### Records supplied

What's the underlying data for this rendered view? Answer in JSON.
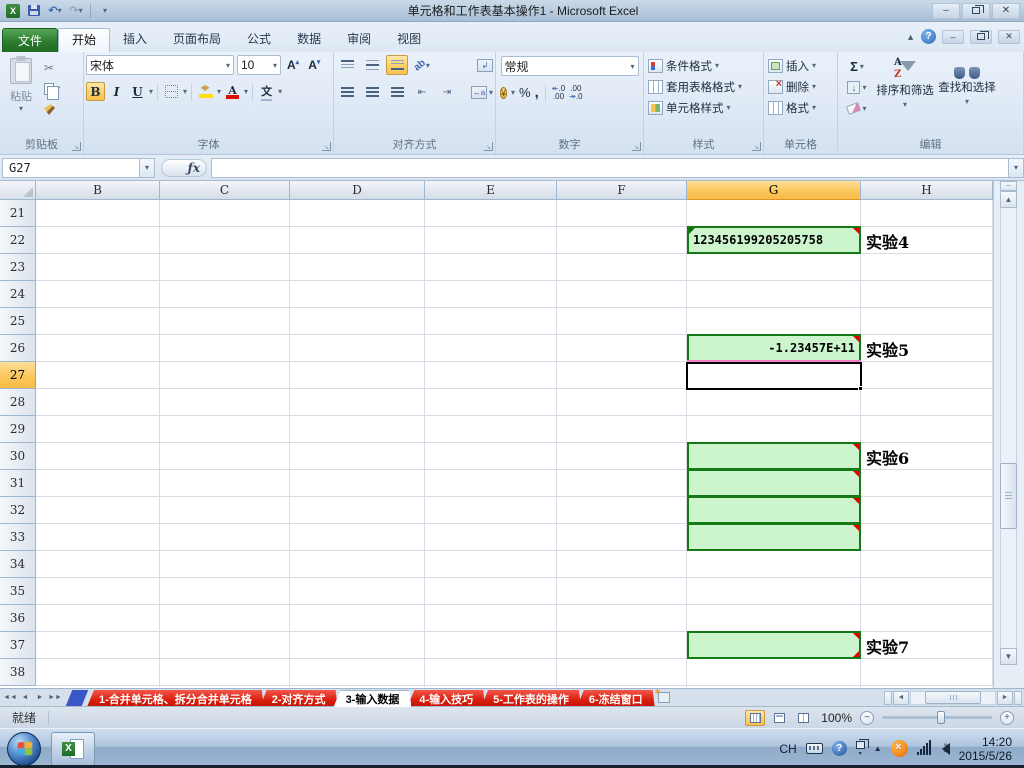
{
  "window": {
    "title": "单元格和工作表基本操作1 - Microsoft Excel"
  },
  "ribbon": {
    "file_tab": "文件",
    "tabs": [
      {
        "label": "开始",
        "active": true
      },
      {
        "label": "插入"
      },
      {
        "label": "页面布局"
      },
      {
        "label": "公式"
      },
      {
        "label": "数据"
      },
      {
        "label": "审阅"
      },
      {
        "label": "视图"
      }
    ],
    "groups": {
      "clipboard": {
        "label": "剪贴板",
        "paste": "粘贴"
      },
      "font": {
        "label": "字体",
        "name": "宋体",
        "size": "10"
      },
      "alignment": {
        "label": "对齐方式"
      },
      "number": {
        "label": "数字",
        "format": "常规"
      },
      "styles": {
        "label": "样式",
        "items": [
          "条件格式",
          "套用表格格式",
          "单元格样式"
        ]
      },
      "cells": {
        "label": "单元格",
        "items": [
          "插入",
          "删除",
          "格式"
        ]
      },
      "editing": {
        "label": "编辑",
        "sort": "排序和筛选",
        "find": "查找和选择"
      }
    }
  },
  "formula_bar": {
    "name_box": "G27",
    "formula": ""
  },
  "grid": {
    "columns": [
      "B",
      "C",
      "D",
      "E",
      "F",
      "G",
      "H"
    ],
    "selected_column": "G",
    "rows": [
      "21",
      "22",
      "23",
      "24",
      "25",
      "26",
      "27",
      "28",
      "29",
      "30",
      "31",
      "32",
      "33",
      "34",
      "35",
      "36",
      "37",
      "38"
    ],
    "selected_row": "27",
    "active_cell": "G27",
    "boxes": [
      {
        "ref": "G22",
        "row": "22",
        "value": "123456199205205758",
        "align": "left",
        "comment": true,
        "error_tag": true
      },
      {
        "ref": "G26",
        "row": "26",
        "value": "-1.23457E+11",
        "align": "right",
        "comment": true,
        "pink_bottom": true
      },
      {
        "ref": "G30",
        "row": "30",
        "value": "",
        "comment": true
      },
      {
        "ref": "G31",
        "row": "31",
        "value": "",
        "comment": true
      },
      {
        "ref": "G32",
        "row": "32",
        "value": "",
        "comment": true
      },
      {
        "ref": "G33",
        "row": "33",
        "value": "",
        "comment": true
      },
      {
        "ref": "G37",
        "row": "37",
        "value": "",
        "comment": true,
        "comment_bottom": true
      }
    ],
    "labels": [
      {
        "row": "22",
        "text": "实验4"
      },
      {
        "row": "26",
        "text": "实验5"
      },
      {
        "row": "30",
        "text": "实验6"
      },
      {
        "row": "37",
        "text": "实验7"
      }
    ]
  },
  "sheet_tabs": {
    "items": [
      {
        "label": "1-合并单元格、拆分合并单元格",
        "color": "red"
      },
      {
        "label": "2-对齐方式",
        "color": "red"
      },
      {
        "label": "3-输入数据",
        "active": true
      },
      {
        "label": "4-输入技巧",
        "color": "red"
      },
      {
        "label": "5-工作表的操作",
        "color": "red"
      },
      {
        "label": "6-冻结窗口",
        "color": "red"
      }
    ]
  },
  "status_bar": {
    "mode": "就绪",
    "zoom": "100%"
  },
  "taskbar": {
    "tray_lang": "CH",
    "time": "14:20",
    "date": "2015/5/26"
  },
  "colors": {
    "cell_fill": "#cdf5cd",
    "cell_border": "#157a15",
    "tab_red": "#d91e0e",
    "header_selected": "#fbc75c"
  }
}
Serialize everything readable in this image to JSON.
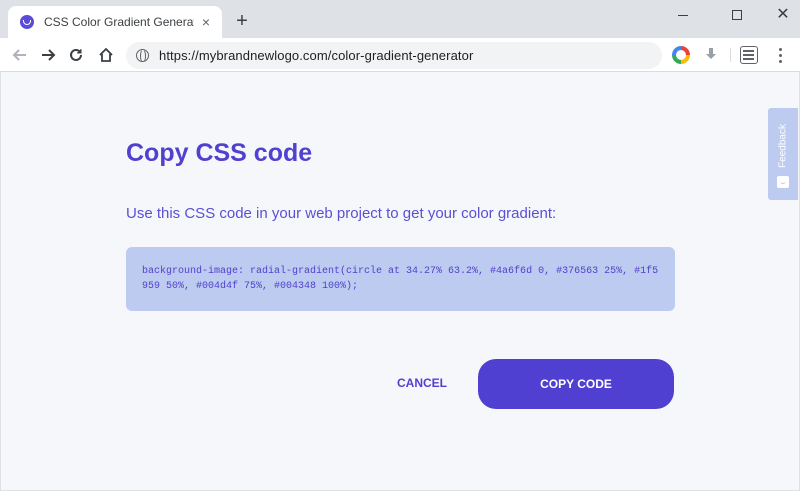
{
  "browser": {
    "tab_title": "CSS Color Gradient Generator",
    "tab_close": "×",
    "new_tab": "+",
    "url": "https://mybrandnewlogo.com/color-gradient-generator",
    "window_controls": {
      "close": "✕"
    }
  },
  "dialog": {
    "title": "Copy CSS code",
    "description": "Use this CSS code in your web project to get your color gradient:",
    "css_code": "background-image: radial-gradient(circle at 34.27% 63.2%, #4a6f6d 0, #376563 25%, #1f5959 50%, #004d4f 75%, #004348 100%);",
    "cancel_label": "CANCEL",
    "copy_label": "COPY CODE"
  },
  "feedback": {
    "label": "Feedback"
  },
  "colors": {
    "accent": "#4f40d1",
    "heading": "#5240cf",
    "code_background": "#bccbef",
    "page_background": "#f6f7fb"
  },
  "icons": [
    "site-favicon",
    "back-arrow-icon",
    "forward-arrow-icon",
    "reload-icon",
    "home-icon",
    "globe-icon",
    "google-extension-icon",
    "download-icon",
    "news-extension-icon",
    "menu-dots-icon",
    "feedback-icon"
  ]
}
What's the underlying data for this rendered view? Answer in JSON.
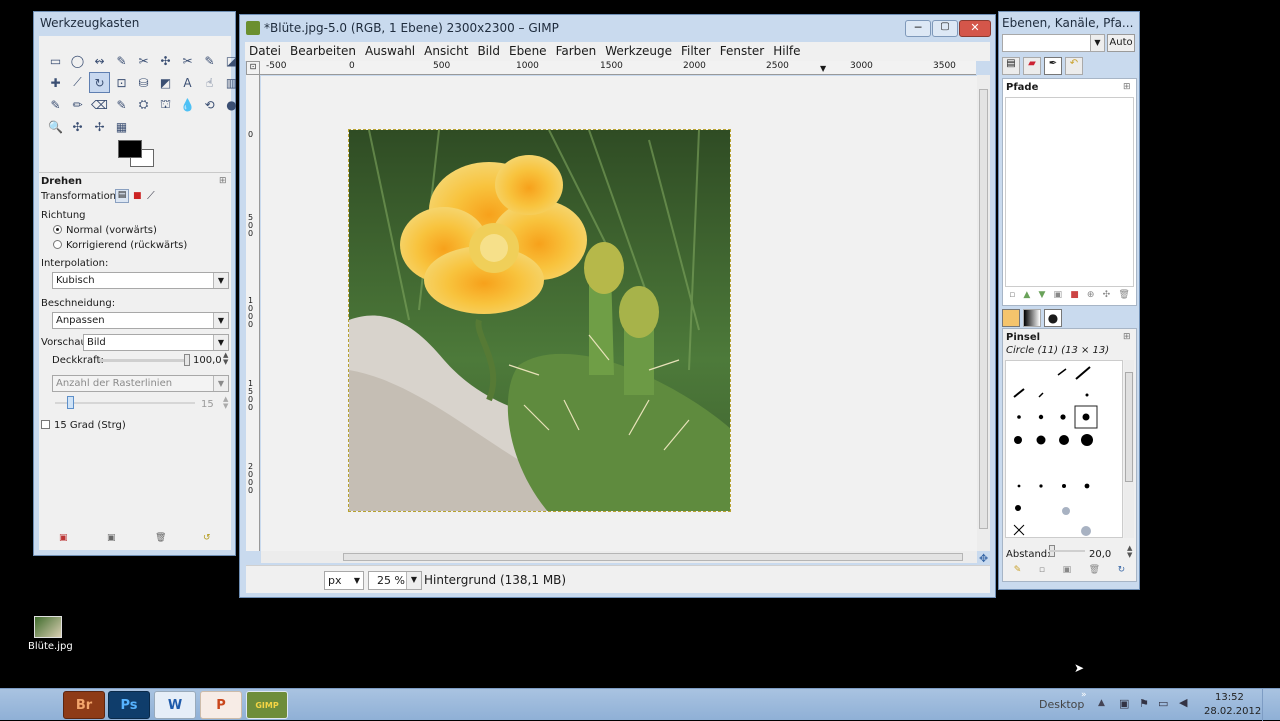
{
  "toolbox": {
    "title": "Werkzeugkasten",
    "tools": [
      "▭",
      "◯",
      "↭",
      "✎",
      "✂",
      "✣",
      "✂",
      "✎",
      "◪",
      "✚",
      "⟋",
      "↻",
      "⊡",
      "⛁",
      "◩",
      "A",
      "☝",
      "▥",
      "✎",
      "✏",
      "⌫",
      "✎",
      "⛭",
      "⛫",
      "💧",
      "⟲",
      "●",
      "🔍",
      "✣",
      "✢",
      "▦"
    ],
    "section_title": "Drehen",
    "transform_label": "Transformation:",
    "direction_label": "Richtung",
    "direction_normal": "Normal (vorwärts)",
    "direction_corrective": "Korrigierend (rückwärts)",
    "interpolation_label": "Interpolation:",
    "interpolation_value": "Kubisch",
    "clipping_label": "Beschneidung:",
    "clipping_value": "Anpassen",
    "preview_label": "Vorschau:",
    "preview_value": "Bild",
    "opacity_label": "Deckkraft:",
    "opacity_value": "100,0",
    "grid_lines": "Anzahl der Rasterlinien",
    "grid_value": "15",
    "snap_label": "15 Grad (Strg)"
  },
  "image_window": {
    "title": "*Blüte.jpg-5.0 (RGB, 1 Ebene) 2300x2300 – GIMP",
    "menu": [
      "Datei",
      "Bearbeiten",
      "Auswahl",
      "Ansicht",
      "Bild",
      "Ebene",
      "Farben",
      "Werkzeuge",
      "Filter",
      "Fenster",
      "Hilfe"
    ],
    "ruler_h": [
      "-500",
      "0",
      "500",
      "1000",
      "1500",
      "2000",
      "2500",
      "3000",
      "3500"
    ],
    "ruler_v": [
      "0",
      "5\n0\n0",
      "1\n0\n0\n0",
      "1\n5\n0\n0",
      "2\n0\n0\n0"
    ],
    "unit": "px",
    "zoom": "25 %",
    "status": "Hintergrund (138,1 MB)"
  },
  "layers": {
    "title": "Ebenen, Kanäle, Pfa...",
    "auto_label": "Auto",
    "paths_title": "Pfade",
    "brushes_title": "Pinsel",
    "brush_name": "Circle (11) (13 × 13)",
    "spacing_label": "Abstand:",
    "spacing_value": "20,0"
  },
  "desktop": {
    "file_label": "Blüte.jpg"
  },
  "taskbar": {
    "apps": [
      "Br",
      "Ps",
      "W",
      "P",
      "GIMP"
    ],
    "desktop_label": "Desktop",
    "time": "13:52",
    "date": "28.02.2012"
  }
}
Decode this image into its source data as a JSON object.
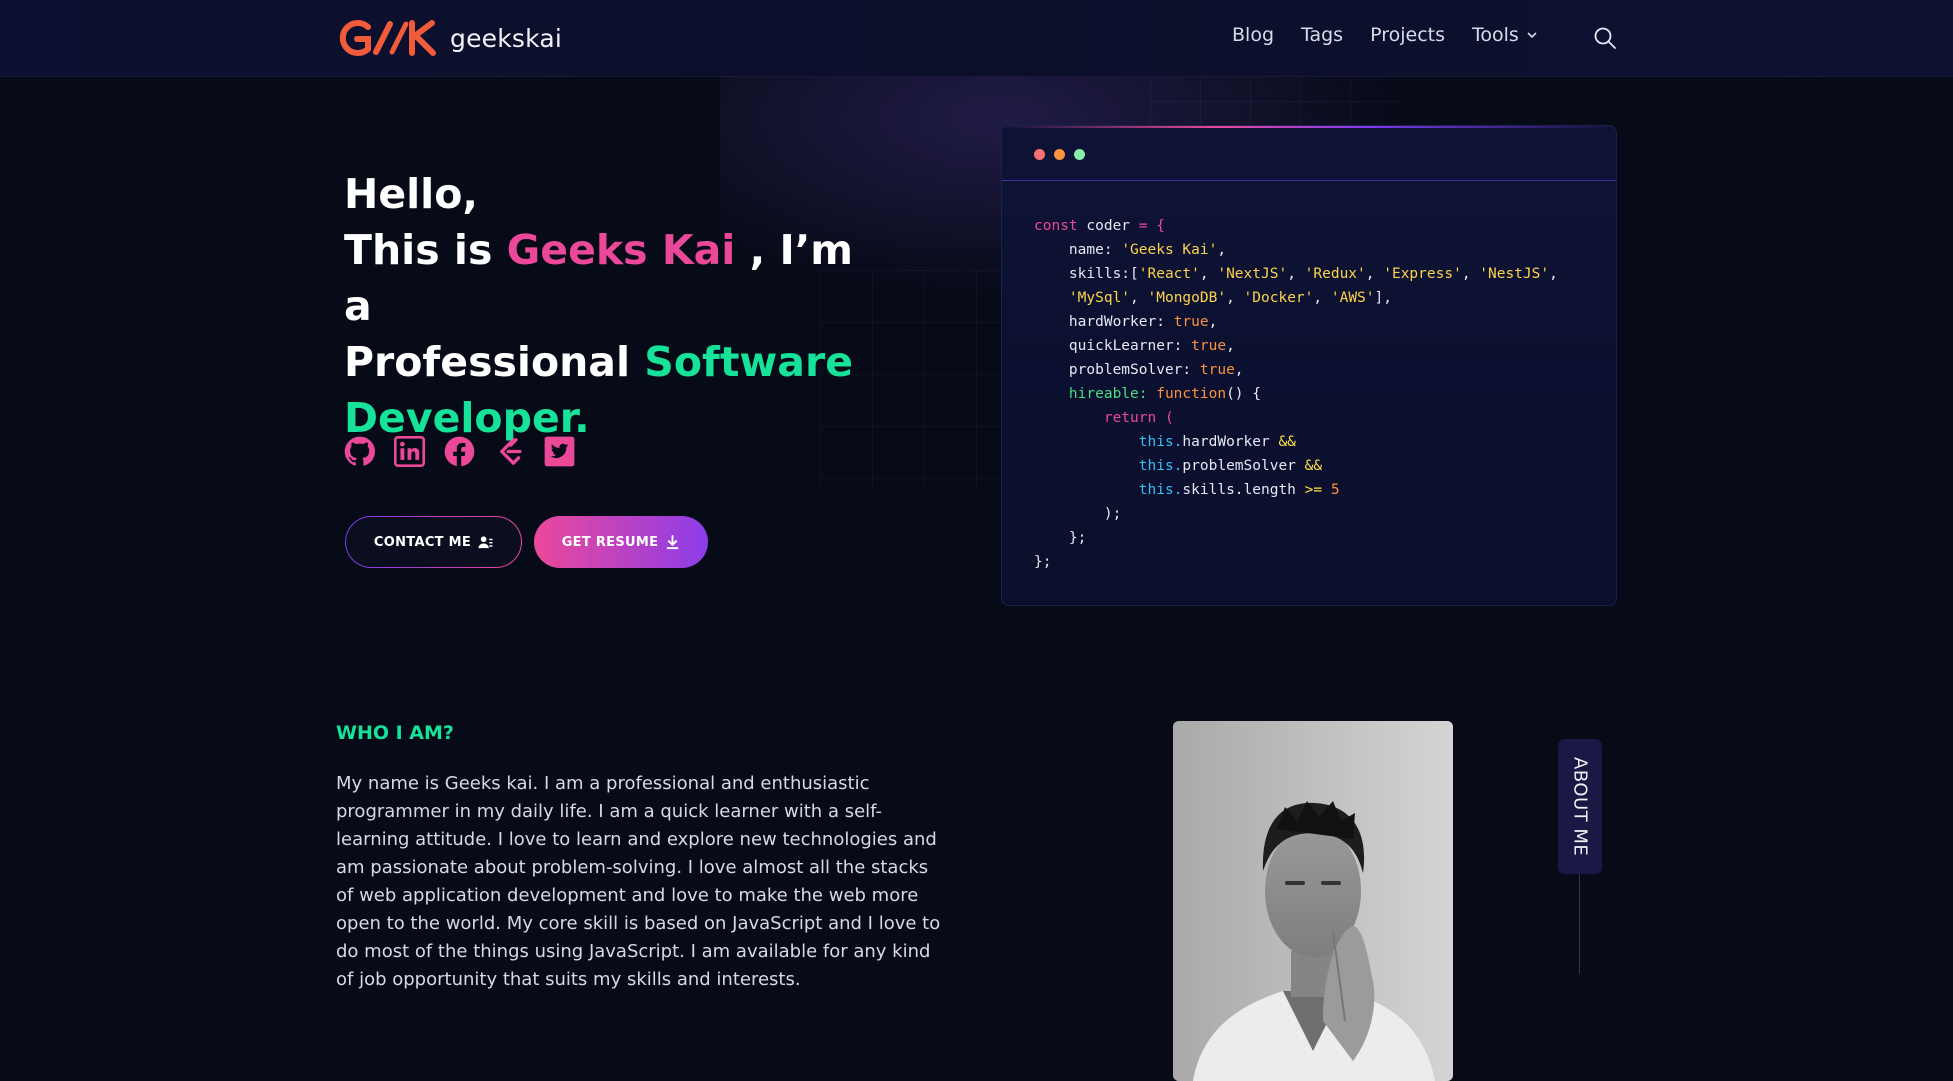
{
  "nav": {
    "brand": "geekskai",
    "links": [
      "Blog",
      "Tags",
      "Projects"
    ],
    "tools_label": "Tools"
  },
  "hero": {
    "line1": "Hello,",
    "this_is": "This is ",
    "name": "Geeks Kai",
    "im_a": " , I’m a",
    "professional": "Professional ",
    "software": "Software",
    "developer": "Developer."
  },
  "socials": [
    "github-icon",
    "linkedin-icon",
    "facebook-icon",
    "leetcode-icon",
    "twitter-icon"
  ],
  "buttons": {
    "contact": "CONTACT ME",
    "resume": "GET RESUME"
  },
  "code": {
    "declare_kw": "const",
    "var": " coder ",
    "assign": "= {",
    "name_key": "    name: ",
    "name_val": "'Geeks Kai'",
    "skills_key": "    skills:[",
    "skills_line1": [
      "'React'",
      "'NextJS'",
      "'Redux'",
      "'Express'",
      "'NestJS'"
    ],
    "skills_line2": [
      "'MySql'",
      "'MongoDB'",
      "'Docker'",
      "'AWS'"
    ],
    "hard_key": "    hardWorker: ",
    "quick_key": "    quickLearner: ",
    "problem_key": "    problemSolver: ",
    "true_val": "true",
    "hireable_key": "    hireable: ",
    "function_kw": "function",
    "function_tail": "() {",
    "return_kw": "        return (",
    "this_kw": "this.",
    "hard_prop": "hardWorker ",
    "problem_prop": "problemSolver ",
    "skills_prop": "skills.length ",
    "and_op": "&&",
    "gte_op": ">=",
    "five": " 5",
    "close_paren": "        );",
    "close_fn": "    };",
    "close_obj": "};"
  },
  "about": {
    "heading": "WHO I AM?",
    "text": "My name is Geeks kai. I am a professional and enthusiastic programmer in my daily life. I am a quick learner with a self-learning attitude. I love to learn and explore new technologies and am passionate about problem-solving. I love almost all the stacks of web application development and love to make the web more open to the world. My core skill is based on JavaScript and I love to do most of the things using JavaScript. I am available for any kind of job opportunity that suits my skills and interests.",
    "tab_label": "ABOUT ME"
  },
  "colors": {
    "pink": "#ec4899",
    "green": "#16e29a",
    "purple": "#8b3dea",
    "dot_red": "#f87171",
    "dot_orange": "#fb923c",
    "dot_green": "#86efac"
  }
}
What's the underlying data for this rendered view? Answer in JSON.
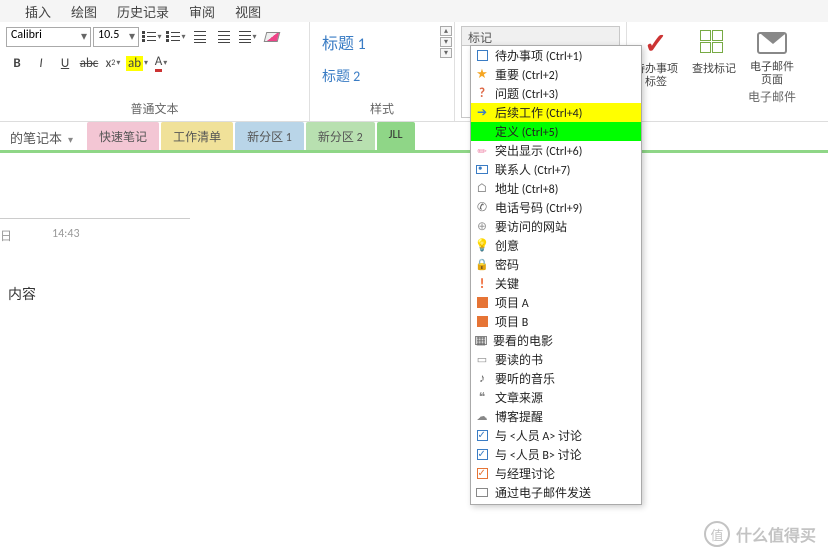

### What the exercise asks
Count each line of the entries that holds the word "problemSolver", then state the total and nothing more.

### Answer to the task
2